Instruction: Give back the records below exactly, every one, with no pictures.

Records:
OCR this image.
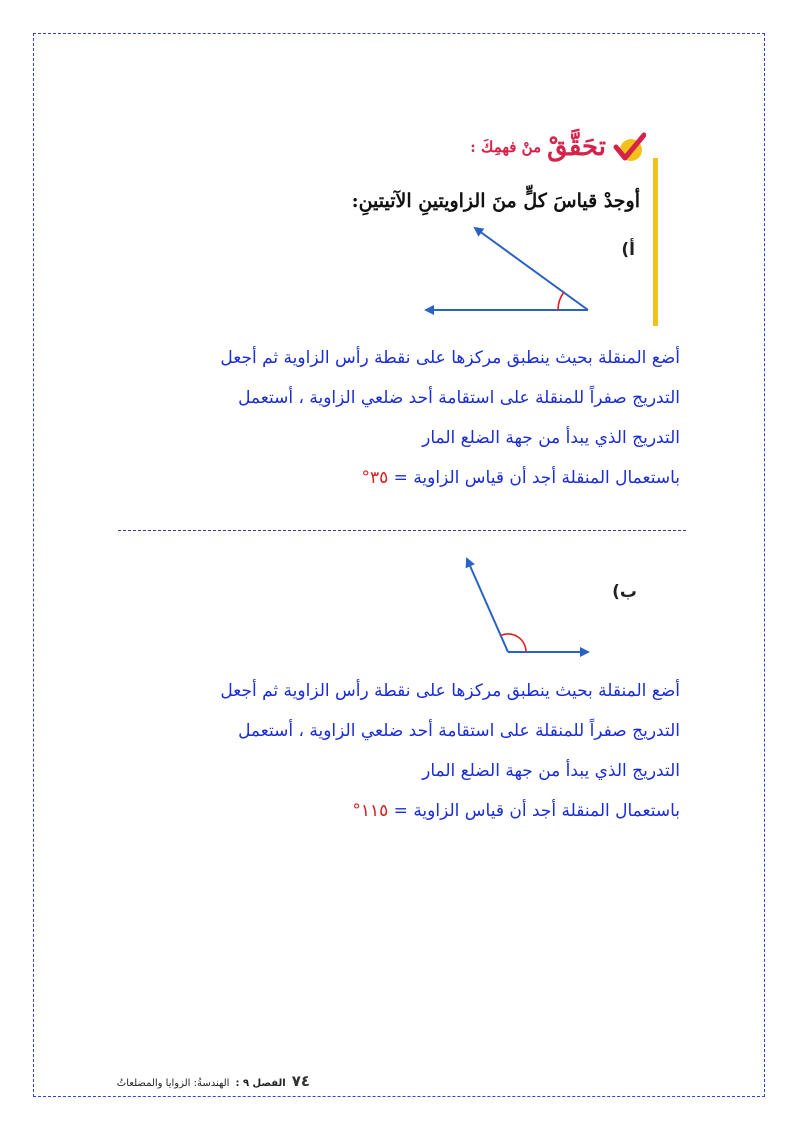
تحَقَّقْ
منْ فهمِكَ :
أوجدْ قياسَ كلٍّ منَ الزاويتينِ الآتيتينِ:
أ)
أضع المنقلة بحيث ينطبق مركزها على نقطة رأس الزاوية ثم أجعل
التدريج صفراً للمنقلة على استقامة أحد ضلعي الزاوية ، أستعمل
التدريج الذي يبدأ من جهة الضلع المار
باستعمال المنقلة أجد أن قياس الزاوية = ٣٥°
ب)
أضع المنقلة بحيث ينطبق مركزها على نقطة رأس الزاوية ثم أجعل
التدريج صفراً للمنقلة على استقامة أحد ضلعي الزاوية ، أستعمل
التدريج الذي يبدأ من جهة الضلع المار
باستعمال المنقلة أجد أن قياس الزاوية = ١١٥°
٧٤
الفصل ٩ :
الهندسةُ: الزوايا والمضلعاتُ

Task output:
OCR this image.
تحَقَّقْ
منْ فهمِكَ :
أوجدْ قياسَ كلٍّ منَ الزاويتينِ الآتيتينِ:
أ)
أضع المنقلة بحيث ينطبق مركزها على نقطة رأس الزاوية ثم أجعل
التدريج صفراً للمنقلة على استقامة أحد ضلعي الزاوية ، أستعمل
التدريج الذي يبدأ من جهة الضلع المار
باستعمال المنقلة أجد أن قياس الزاوية = ٣٥°
ب)
أضع المنقلة بحيث ينطبق مركزها على نقطة رأس الزاوية ثم أجعل
التدريج صفراً للمنقلة على استقامة أحد ضلعي الزاوية ، أستعمل
التدريج الذي يبدأ من جهة الضلع المار
باستعمال المنقلة أجد أن قياس الزاوية = ١١٥°
٧٤
الفصل ٩ :
الهندسةُ: الزوايا والمضلعاتُ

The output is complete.